Figure data in JSON
>>>>>

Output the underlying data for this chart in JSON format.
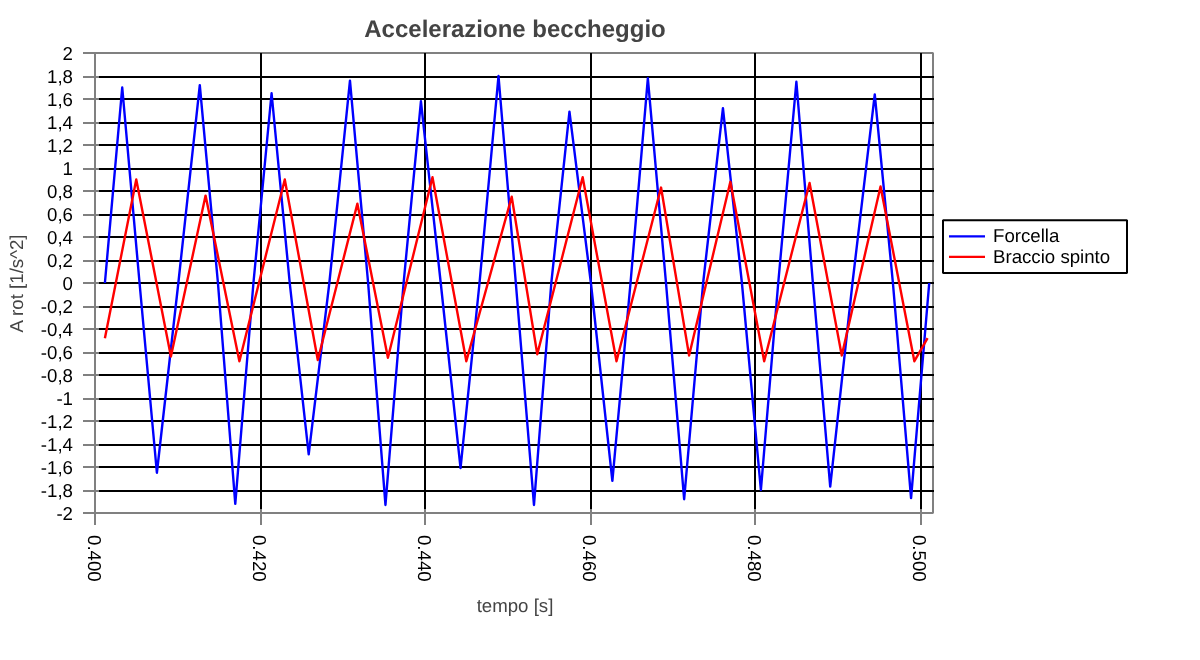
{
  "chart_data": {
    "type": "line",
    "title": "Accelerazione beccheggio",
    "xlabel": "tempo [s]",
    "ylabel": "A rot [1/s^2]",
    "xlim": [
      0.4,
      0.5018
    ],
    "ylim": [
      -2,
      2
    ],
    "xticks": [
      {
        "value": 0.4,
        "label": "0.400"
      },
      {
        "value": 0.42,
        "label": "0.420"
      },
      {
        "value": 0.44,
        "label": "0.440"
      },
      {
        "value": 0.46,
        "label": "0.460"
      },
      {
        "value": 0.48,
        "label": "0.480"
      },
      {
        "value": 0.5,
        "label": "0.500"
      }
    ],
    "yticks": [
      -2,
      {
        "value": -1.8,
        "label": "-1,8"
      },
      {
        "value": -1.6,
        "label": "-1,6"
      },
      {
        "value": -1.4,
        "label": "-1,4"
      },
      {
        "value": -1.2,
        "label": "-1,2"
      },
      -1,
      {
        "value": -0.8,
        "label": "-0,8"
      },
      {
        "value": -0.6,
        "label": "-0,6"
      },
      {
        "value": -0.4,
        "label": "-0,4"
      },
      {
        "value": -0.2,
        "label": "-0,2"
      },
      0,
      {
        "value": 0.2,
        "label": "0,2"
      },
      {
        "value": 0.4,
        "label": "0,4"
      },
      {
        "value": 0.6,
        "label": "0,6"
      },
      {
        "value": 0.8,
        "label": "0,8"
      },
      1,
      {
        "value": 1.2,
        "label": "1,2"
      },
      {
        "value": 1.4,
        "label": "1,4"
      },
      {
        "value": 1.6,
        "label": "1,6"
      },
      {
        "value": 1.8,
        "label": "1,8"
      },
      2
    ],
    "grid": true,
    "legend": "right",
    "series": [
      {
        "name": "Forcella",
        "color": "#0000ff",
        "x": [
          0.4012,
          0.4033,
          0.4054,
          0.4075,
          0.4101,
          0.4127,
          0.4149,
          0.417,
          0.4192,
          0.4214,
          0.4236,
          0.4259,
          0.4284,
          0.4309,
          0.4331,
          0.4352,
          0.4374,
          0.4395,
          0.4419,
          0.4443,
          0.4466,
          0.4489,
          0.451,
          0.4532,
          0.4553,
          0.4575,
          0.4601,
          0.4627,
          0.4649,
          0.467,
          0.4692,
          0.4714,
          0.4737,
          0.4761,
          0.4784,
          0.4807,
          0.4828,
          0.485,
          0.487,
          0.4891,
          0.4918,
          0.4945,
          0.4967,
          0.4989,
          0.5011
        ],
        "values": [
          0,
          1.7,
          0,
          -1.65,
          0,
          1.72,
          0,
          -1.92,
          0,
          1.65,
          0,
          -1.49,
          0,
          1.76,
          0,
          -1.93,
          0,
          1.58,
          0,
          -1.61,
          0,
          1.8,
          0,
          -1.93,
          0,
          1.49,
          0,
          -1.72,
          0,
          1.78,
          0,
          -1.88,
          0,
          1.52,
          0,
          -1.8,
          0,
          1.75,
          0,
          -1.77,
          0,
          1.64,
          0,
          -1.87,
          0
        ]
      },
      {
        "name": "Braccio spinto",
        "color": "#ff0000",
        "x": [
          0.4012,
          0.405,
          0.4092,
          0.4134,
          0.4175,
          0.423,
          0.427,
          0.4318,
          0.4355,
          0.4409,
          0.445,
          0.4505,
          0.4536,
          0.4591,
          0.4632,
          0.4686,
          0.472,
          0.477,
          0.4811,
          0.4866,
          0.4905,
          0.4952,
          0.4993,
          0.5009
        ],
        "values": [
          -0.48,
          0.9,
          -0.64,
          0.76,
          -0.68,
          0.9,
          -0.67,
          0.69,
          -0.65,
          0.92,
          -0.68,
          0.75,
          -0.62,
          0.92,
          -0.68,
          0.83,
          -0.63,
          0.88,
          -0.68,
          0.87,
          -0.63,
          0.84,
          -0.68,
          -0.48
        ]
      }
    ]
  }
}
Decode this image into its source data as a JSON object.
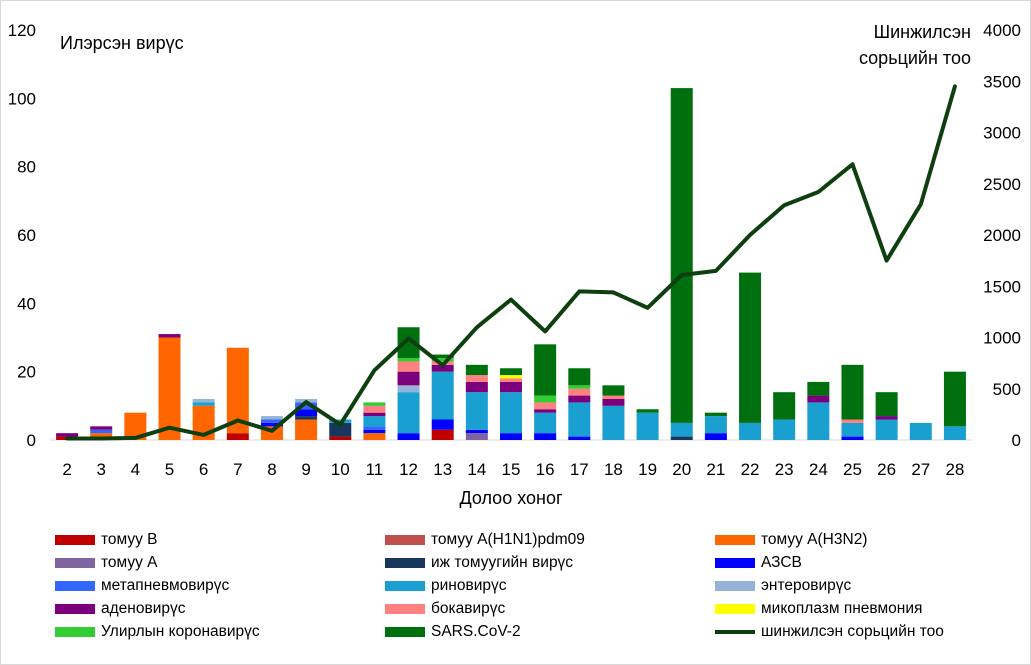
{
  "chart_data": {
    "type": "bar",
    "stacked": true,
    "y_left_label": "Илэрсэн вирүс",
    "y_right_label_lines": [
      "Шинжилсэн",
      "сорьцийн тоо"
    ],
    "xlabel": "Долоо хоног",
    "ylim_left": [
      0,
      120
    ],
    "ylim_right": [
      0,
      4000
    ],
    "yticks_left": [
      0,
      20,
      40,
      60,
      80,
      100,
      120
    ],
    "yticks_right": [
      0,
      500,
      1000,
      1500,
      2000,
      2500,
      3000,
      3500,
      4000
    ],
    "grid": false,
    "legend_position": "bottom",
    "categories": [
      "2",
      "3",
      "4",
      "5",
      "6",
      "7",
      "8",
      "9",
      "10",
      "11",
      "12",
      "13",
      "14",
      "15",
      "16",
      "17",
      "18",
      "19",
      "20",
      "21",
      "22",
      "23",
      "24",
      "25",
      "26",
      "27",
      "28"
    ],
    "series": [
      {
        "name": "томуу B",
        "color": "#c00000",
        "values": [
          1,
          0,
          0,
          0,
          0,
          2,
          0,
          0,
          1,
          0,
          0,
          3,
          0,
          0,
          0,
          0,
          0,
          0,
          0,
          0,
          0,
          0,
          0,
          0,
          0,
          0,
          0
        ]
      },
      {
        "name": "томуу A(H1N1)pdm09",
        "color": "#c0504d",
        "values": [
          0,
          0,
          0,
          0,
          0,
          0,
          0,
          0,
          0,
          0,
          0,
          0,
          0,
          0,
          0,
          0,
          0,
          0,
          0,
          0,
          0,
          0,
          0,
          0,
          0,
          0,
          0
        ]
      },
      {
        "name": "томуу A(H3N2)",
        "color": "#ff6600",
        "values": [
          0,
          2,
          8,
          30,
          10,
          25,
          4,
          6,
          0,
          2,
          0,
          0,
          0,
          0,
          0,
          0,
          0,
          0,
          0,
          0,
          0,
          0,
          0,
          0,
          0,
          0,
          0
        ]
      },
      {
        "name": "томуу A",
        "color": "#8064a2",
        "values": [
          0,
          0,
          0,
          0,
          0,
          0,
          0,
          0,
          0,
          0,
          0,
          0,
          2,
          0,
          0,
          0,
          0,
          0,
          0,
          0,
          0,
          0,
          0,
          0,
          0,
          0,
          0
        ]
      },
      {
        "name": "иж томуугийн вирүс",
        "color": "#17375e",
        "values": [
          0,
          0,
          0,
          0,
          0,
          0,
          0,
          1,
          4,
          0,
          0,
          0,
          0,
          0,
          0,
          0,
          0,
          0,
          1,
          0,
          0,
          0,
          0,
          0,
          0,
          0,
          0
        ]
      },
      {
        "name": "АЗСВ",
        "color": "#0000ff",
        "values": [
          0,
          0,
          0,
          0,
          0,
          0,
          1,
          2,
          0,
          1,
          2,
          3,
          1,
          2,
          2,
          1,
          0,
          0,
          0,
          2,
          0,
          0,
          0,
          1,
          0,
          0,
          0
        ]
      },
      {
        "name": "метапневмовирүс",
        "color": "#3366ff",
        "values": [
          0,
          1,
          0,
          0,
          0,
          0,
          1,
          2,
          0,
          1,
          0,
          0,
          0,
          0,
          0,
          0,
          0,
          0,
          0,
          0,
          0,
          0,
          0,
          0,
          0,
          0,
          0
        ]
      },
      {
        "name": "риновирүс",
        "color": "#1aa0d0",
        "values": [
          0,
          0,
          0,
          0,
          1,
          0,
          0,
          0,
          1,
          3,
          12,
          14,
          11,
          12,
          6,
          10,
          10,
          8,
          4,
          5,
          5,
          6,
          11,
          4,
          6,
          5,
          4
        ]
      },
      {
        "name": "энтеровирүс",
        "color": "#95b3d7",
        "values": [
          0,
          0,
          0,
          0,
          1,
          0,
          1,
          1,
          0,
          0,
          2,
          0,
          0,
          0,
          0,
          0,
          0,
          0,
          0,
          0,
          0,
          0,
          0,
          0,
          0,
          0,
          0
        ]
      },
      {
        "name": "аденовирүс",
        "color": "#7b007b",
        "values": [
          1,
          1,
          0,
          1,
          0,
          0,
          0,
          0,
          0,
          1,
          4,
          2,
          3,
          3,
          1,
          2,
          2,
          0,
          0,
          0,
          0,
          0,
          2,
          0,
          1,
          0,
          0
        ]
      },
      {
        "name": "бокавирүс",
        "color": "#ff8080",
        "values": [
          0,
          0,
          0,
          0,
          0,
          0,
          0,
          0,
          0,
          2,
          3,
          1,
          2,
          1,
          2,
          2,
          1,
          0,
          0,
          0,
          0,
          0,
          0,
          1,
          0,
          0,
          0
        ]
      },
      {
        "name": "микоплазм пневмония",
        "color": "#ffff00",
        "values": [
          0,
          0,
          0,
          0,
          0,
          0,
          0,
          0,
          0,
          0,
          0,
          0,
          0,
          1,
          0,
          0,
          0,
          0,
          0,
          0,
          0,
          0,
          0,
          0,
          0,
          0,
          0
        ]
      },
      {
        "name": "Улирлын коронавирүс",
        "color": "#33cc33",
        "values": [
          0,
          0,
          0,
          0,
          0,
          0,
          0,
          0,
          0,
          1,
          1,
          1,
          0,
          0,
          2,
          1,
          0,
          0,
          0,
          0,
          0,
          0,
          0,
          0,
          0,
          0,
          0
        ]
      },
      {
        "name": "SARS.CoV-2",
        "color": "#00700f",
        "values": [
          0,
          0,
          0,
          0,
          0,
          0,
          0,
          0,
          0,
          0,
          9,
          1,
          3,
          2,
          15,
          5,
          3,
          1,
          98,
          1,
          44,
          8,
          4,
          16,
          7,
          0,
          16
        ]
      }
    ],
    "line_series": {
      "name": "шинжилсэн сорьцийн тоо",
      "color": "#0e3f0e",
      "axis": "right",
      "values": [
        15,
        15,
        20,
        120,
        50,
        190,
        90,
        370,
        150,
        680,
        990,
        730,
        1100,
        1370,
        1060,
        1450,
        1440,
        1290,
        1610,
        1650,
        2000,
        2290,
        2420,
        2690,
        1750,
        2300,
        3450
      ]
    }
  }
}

<<<<<

■ **WRITTEN EXERCISE**: Copy every line of the listing that includes the string "this".

■ **REPLY**:
Output the underlying data for this chart in JSON format.
Decode this image into its source data as a JSON object.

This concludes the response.